■ **What is asked**
From the listing below, pull out every line where the string "Americas" appears.

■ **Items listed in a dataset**

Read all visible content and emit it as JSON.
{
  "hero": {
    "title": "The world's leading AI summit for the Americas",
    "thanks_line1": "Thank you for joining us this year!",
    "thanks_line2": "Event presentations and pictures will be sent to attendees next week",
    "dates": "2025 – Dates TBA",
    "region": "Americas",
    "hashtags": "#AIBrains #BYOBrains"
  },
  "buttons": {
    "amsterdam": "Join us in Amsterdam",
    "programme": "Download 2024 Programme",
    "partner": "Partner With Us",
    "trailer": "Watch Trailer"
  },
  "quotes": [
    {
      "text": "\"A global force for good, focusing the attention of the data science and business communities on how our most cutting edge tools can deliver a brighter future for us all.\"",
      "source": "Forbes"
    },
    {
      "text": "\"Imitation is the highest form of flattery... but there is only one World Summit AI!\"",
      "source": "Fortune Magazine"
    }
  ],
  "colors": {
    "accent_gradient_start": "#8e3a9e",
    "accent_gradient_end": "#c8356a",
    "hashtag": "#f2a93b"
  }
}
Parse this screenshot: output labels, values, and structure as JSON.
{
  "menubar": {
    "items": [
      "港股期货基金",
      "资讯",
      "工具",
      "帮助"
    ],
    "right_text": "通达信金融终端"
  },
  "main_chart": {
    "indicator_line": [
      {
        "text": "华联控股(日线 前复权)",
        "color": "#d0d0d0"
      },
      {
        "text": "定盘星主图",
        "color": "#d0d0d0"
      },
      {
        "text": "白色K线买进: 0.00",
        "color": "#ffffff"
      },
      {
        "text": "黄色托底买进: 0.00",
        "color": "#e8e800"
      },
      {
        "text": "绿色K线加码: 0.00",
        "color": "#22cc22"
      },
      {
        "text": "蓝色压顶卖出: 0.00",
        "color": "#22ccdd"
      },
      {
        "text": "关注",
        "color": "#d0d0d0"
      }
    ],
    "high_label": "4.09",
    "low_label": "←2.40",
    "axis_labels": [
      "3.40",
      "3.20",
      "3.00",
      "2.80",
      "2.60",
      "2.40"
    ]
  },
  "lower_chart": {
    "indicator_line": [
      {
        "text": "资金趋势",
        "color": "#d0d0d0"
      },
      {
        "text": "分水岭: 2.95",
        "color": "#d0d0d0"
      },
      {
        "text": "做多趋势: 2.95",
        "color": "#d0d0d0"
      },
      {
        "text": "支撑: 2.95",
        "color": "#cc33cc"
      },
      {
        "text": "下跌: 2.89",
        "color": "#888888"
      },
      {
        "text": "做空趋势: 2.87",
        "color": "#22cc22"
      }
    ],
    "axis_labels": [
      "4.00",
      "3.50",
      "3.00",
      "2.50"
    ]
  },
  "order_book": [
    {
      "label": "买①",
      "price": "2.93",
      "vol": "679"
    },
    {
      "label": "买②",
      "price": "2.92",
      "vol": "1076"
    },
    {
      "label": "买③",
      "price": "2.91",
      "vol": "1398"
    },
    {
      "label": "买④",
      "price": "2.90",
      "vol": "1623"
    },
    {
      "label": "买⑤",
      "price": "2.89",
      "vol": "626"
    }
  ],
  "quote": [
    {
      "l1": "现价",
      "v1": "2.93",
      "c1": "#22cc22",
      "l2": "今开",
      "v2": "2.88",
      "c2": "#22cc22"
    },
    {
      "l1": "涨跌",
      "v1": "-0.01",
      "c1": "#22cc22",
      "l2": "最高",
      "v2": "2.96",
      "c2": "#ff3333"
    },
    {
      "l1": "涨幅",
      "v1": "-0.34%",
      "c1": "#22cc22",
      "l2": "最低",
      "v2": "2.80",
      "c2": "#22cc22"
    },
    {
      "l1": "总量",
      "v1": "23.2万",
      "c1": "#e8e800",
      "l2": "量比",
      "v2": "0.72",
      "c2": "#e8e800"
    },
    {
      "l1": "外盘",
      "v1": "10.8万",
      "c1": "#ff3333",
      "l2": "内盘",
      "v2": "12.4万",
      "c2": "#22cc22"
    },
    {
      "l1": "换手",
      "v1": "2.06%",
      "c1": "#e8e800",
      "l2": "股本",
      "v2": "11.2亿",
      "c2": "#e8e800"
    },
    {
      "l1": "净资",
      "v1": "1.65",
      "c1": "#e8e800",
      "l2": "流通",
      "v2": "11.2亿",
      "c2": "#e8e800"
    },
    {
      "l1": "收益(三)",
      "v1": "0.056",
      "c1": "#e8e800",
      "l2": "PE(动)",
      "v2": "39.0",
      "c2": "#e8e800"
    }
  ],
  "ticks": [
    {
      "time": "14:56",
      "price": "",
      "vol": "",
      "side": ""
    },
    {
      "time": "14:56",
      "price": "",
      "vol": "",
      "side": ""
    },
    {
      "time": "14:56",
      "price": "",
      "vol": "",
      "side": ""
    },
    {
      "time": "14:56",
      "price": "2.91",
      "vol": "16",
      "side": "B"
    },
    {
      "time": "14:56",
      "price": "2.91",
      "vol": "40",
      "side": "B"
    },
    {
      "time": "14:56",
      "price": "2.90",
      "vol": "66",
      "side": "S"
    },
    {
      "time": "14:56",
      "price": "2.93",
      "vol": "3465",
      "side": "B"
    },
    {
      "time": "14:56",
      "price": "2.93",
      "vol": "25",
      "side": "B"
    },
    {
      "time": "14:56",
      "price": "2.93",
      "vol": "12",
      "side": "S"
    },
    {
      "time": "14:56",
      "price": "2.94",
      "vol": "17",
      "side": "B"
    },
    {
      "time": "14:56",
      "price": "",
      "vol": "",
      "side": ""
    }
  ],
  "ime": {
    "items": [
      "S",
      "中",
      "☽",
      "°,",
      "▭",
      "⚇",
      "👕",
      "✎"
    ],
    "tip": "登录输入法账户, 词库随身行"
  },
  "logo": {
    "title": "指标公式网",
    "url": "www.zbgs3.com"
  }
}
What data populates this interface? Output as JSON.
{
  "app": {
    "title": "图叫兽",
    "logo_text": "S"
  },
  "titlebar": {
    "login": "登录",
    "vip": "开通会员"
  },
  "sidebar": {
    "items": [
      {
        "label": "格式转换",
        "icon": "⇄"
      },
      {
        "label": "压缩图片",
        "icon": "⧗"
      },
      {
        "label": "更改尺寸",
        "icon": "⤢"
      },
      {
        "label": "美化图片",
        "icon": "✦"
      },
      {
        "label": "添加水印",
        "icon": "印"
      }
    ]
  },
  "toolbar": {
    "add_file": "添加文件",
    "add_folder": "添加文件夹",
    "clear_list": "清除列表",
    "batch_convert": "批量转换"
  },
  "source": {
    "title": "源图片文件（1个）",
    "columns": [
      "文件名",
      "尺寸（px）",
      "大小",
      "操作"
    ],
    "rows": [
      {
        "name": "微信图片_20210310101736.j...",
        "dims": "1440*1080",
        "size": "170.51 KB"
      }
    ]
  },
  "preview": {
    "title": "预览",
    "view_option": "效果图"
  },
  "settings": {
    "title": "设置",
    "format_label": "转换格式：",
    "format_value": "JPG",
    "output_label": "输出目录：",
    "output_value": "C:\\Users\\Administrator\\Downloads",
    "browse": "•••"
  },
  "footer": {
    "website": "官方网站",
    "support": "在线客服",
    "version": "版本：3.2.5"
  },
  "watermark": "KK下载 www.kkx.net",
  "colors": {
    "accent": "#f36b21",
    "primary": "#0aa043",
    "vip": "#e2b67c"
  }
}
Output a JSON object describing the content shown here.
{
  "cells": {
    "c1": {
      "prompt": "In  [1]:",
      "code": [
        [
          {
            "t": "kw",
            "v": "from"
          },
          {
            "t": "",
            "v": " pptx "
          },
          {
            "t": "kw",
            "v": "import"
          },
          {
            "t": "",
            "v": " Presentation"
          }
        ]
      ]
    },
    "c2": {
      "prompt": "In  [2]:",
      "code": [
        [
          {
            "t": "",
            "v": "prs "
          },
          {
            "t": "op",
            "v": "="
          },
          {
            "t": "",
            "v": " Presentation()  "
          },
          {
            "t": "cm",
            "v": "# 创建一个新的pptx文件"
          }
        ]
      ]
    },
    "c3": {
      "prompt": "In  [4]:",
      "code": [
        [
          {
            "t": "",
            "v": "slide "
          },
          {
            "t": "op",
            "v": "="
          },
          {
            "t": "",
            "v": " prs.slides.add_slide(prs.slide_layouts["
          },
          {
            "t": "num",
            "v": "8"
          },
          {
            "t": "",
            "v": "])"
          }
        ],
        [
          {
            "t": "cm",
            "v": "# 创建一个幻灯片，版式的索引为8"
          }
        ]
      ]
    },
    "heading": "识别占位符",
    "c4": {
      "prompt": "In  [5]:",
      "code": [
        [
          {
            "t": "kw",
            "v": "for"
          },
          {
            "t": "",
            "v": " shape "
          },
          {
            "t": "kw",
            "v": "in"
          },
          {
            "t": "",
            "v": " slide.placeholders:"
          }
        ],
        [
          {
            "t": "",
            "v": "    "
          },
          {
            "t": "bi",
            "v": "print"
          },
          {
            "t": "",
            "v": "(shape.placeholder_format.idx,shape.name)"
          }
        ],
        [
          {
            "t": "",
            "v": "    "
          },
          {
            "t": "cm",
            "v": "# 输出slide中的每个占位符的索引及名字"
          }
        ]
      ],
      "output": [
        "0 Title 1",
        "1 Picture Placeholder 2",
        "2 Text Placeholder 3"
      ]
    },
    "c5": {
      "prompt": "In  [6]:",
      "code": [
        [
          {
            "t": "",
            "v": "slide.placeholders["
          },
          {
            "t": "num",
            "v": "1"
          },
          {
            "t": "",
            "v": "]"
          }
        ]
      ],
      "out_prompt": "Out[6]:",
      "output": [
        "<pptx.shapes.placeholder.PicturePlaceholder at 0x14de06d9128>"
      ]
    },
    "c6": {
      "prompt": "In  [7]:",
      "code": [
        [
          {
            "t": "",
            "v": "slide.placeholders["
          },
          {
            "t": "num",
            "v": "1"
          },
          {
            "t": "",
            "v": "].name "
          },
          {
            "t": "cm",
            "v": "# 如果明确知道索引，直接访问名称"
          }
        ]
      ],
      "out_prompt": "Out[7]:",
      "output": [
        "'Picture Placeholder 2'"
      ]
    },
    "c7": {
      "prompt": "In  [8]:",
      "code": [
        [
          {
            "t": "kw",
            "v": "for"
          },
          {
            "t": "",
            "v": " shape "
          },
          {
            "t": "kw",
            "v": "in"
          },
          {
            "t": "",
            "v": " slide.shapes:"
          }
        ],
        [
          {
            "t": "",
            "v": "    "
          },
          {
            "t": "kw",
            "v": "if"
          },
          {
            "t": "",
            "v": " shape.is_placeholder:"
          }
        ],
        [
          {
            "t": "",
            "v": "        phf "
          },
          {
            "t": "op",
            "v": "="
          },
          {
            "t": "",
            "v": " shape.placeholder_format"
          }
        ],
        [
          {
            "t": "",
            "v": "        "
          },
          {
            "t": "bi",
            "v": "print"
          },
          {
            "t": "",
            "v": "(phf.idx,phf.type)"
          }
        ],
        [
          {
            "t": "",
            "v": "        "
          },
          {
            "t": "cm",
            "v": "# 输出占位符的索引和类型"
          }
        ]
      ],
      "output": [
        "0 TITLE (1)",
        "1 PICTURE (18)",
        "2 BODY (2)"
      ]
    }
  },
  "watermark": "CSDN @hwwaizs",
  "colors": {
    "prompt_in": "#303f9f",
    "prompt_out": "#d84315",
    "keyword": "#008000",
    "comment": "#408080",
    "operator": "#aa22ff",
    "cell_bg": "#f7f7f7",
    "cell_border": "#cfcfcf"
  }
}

■ **Full solution**
    "title": "The world's leading AI summit for the Americas",
    "region": "Americas",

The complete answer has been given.